• **WHAT THE EXERCISE ASKS**: Reproduce each line of the material exactly, minus any picture.

• **RECORD EXTRACTS**:

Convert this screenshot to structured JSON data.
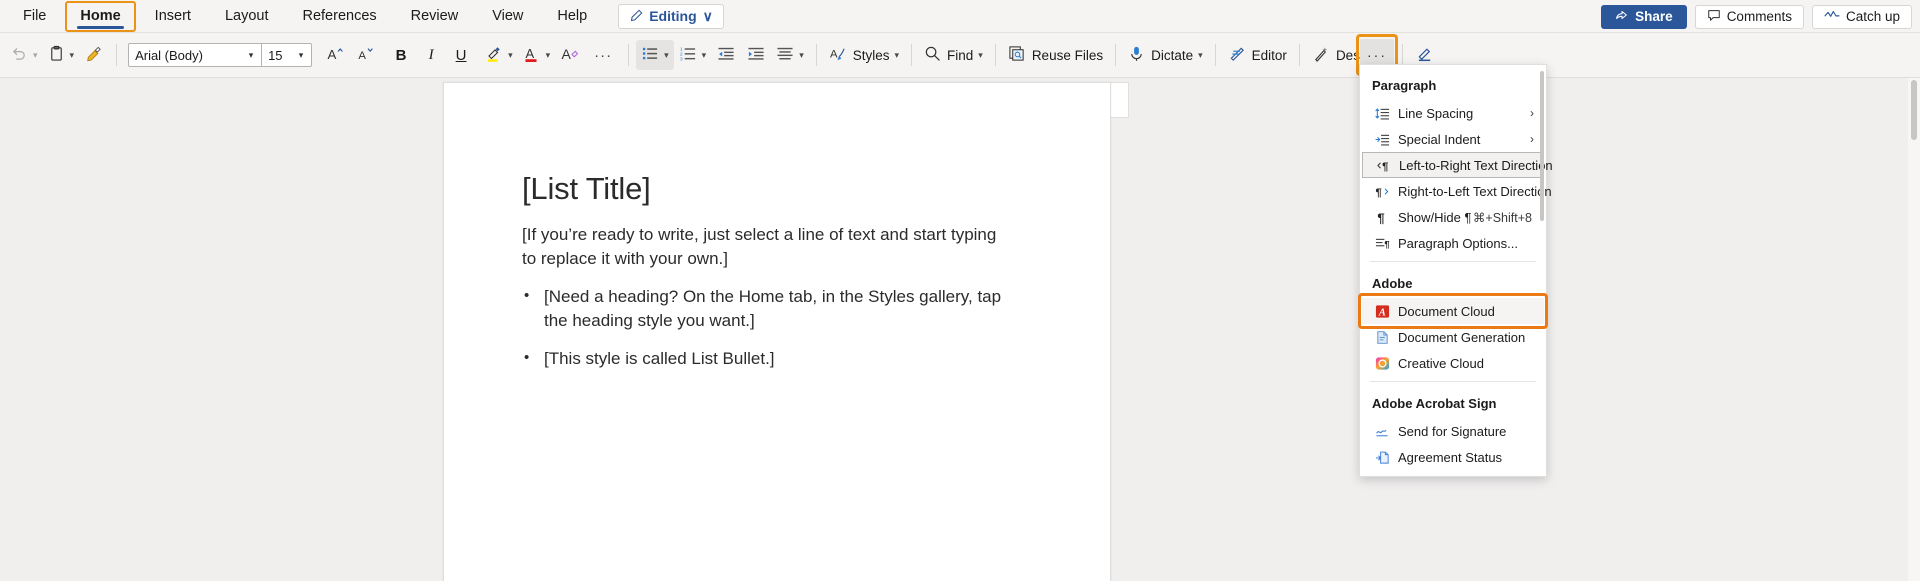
{
  "tabs": [
    {
      "label": "File",
      "active": false
    },
    {
      "label": "Home",
      "active": true
    },
    {
      "label": "Insert",
      "active": false
    },
    {
      "label": "Layout",
      "active": false
    },
    {
      "label": "References",
      "active": false
    },
    {
      "label": "Review",
      "active": false
    },
    {
      "label": "View",
      "active": false
    },
    {
      "label": "Help",
      "active": false
    }
  ],
  "editing_button": {
    "label": "Editing",
    "icon": "pencil-icon",
    "caret": "∨"
  },
  "titlebar_right": {
    "share": "Share",
    "comments": "Comments",
    "catch_up": "Catch up"
  },
  "ribbon": {
    "undo": "undo-icon",
    "paste": "paste-icon",
    "format_painter": "format-painter-icon",
    "font_name": "Arial (Body)",
    "font_size": "15",
    "grow_font": "A˄",
    "shrink_font": "A˅",
    "bold": "B",
    "italic": "I",
    "underline": "U",
    "highlight": "highlight-icon",
    "font_color": "font-color-icon",
    "clear_formatting": "clear-formatting-icon",
    "more_font": "···",
    "bullets": "bullets-icon",
    "numbering": "numbering-icon",
    "decrease_indent": "decrease-indent-icon",
    "increase_indent": "increase-indent-icon",
    "align": "align-icon",
    "styles": "Styles",
    "find": "Find",
    "reuse_files": "Reuse Files",
    "dictate": "Dictate",
    "editor": "Editor",
    "designer": "Designer",
    "draw": "draw-icon",
    "more_options": "···",
    "collapse_ribbon": "∨"
  },
  "document": {
    "title": "[List Title]",
    "paragraph": "[If you’re ready to write, just select a line of text and start typing to replace it with your own.]",
    "bullets": [
      "[Need a heading? On the Home tab, in the Styles gallery, tap the heading style you want.]",
      "[This style is called List Bullet.]"
    ]
  },
  "menu": {
    "sections": [
      {
        "header": "Paragraph",
        "items": [
          {
            "label": "Line Spacing",
            "icon": "line-spacing-icon",
            "submenu": "›",
            "state": "normal"
          },
          {
            "label": "Special Indent",
            "icon": "special-indent-icon",
            "submenu": "›",
            "state": "normal"
          },
          {
            "label": "Left-to-Right Text Direction",
            "icon": "ltr-text-direction-icon",
            "state": "hovered"
          },
          {
            "label": "Right-to-Left Text Direction",
            "icon": "rtl-text-direction-icon",
            "state": "normal"
          },
          {
            "label": "Show/Hide ¶",
            "icon": "pilcrow-icon",
            "shortcut": "⌘+Shift+8",
            "state": "normal"
          },
          {
            "label": "Paragraph Options...",
            "icon": "paragraph-options-icon",
            "state": "normal"
          }
        ]
      },
      {
        "header": "Adobe",
        "items": [
          {
            "label": "Document Cloud",
            "icon": "adobe-acrobat-icon",
            "state": "highlighted"
          },
          {
            "label": "Document Generation",
            "icon": "document-generation-icon",
            "state": "normal"
          },
          {
            "label": "Creative Cloud",
            "icon": "creative-cloud-icon",
            "state": "normal"
          }
        ]
      },
      {
        "header": "Adobe Acrobat Sign",
        "items": [
          {
            "label": "Send for Signature",
            "icon": "signature-icon",
            "state": "normal"
          },
          {
            "label": "Agreement Status",
            "icon": "agreement-status-icon",
            "state": "normal"
          }
        ]
      }
    ]
  },
  "colors": {
    "accent_blue": "#2b579a",
    "highlight_orange": "#eb9316",
    "adobe_red": "#d32d1f",
    "ribbon_bg": "#f5f4f3"
  }
}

• **RESULT FOR THIS TASK**:
Convert this screenshot to structured JSON data.
{
  "tabs": [
    {
      "label": "File",
      "active": false
    },
    {
      "label": "Home",
      "active": true
    },
    {
      "label": "Insert",
      "active": false
    },
    {
      "label": "Layout",
      "active": false
    },
    {
      "label": "References",
      "active": false
    },
    {
      "label": "Review",
      "active": false
    },
    {
      "label": "View",
      "active": false
    },
    {
      "label": "Help",
      "active": false
    }
  ],
  "editing_button": {
    "label": "Editing",
    "icon": "pencil-icon",
    "caret": "∨"
  },
  "titlebar_right": {
    "share": "Share",
    "comments": "Comments",
    "catch_up": "Catch up"
  },
  "ribbon": {
    "undo": "undo-icon",
    "paste": "paste-icon",
    "format_painter": "format-painter-icon",
    "font_name": "Arial (Body)",
    "font_size": "15",
    "grow_font": "A˄",
    "shrink_font": "A˅",
    "bold": "B",
    "italic": "I",
    "underline": "U",
    "highlight": "highlight-icon",
    "font_color": "font-color-icon",
    "clear_formatting": "clear-formatting-icon",
    "more_font": "···",
    "bullets": "bullets-icon",
    "numbering": "numbering-icon",
    "decrease_indent": "decrease-indent-icon",
    "increase_indent": "increase-indent-icon",
    "align": "align-icon",
    "styles": "Styles",
    "find": "Find",
    "reuse_files": "Reuse Files",
    "dictate": "Dictate",
    "editor": "Editor",
    "designer": "Designer",
    "draw": "draw-icon",
    "more_options": "···",
    "collapse_ribbon": "∨"
  },
  "document": {
    "title": "[List Title]",
    "paragraph": "[If you’re ready to write, just select a line of text and start typing to replace it with your own.]",
    "bullets": [
      "[Need a heading? On the Home tab, in the Styles gallery, tap the heading style you want.]",
      "[This style is called List Bullet.]"
    ]
  },
  "menu": {
    "sections": [
      {
        "header": "Paragraph",
        "items": [
          {
            "label": "Line Spacing",
            "icon": "line-spacing-icon",
            "submenu": "›",
            "state": "normal"
          },
          {
            "label": "Special Indent",
            "icon": "special-indent-icon",
            "submenu": "›",
            "state": "normal"
          },
          {
            "label": "Left-to-Right Text Direction",
            "icon": "ltr-text-direction-icon",
            "state": "hovered"
          },
          {
            "label": "Right-to-Left Text Direction",
            "icon": "rtl-text-direction-icon",
            "state": "normal"
          },
          {
            "label": "Show/Hide ¶",
            "icon": "pilcrow-icon",
            "shortcut": "⌘+Shift+8",
            "state": "normal"
          },
          {
            "label": "Paragraph Options...",
            "icon": "paragraph-options-icon",
            "state": "normal"
          }
        ]
      },
      {
        "header": "Adobe",
        "items": [
          {
            "label": "Document Cloud",
            "icon": "adobe-acrobat-icon",
            "state": "highlighted"
          },
          {
            "label": "Document Generation",
            "icon": "document-generation-icon",
            "state": "normal"
          },
          {
            "label": "Creative Cloud",
            "icon": "creative-cloud-icon",
            "state": "normal"
          }
        ]
      },
      {
        "header": "Adobe Acrobat Sign",
        "items": [
          {
            "label": "Send for Signature",
            "icon": "signature-icon",
            "state": "normal"
          },
          {
            "label": "Agreement Status",
            "icon": "agreement-status-icon",
            "state": "normal"
          }
        ]
      }
    ]
  },
  "colors": {
    "accent_blue": "#2b579a",
    "highlight_orange": "#eb9316",
    "adobe_red": "#d32d1f",
    "ribbon_bg": "#f5f4f3"
  }
}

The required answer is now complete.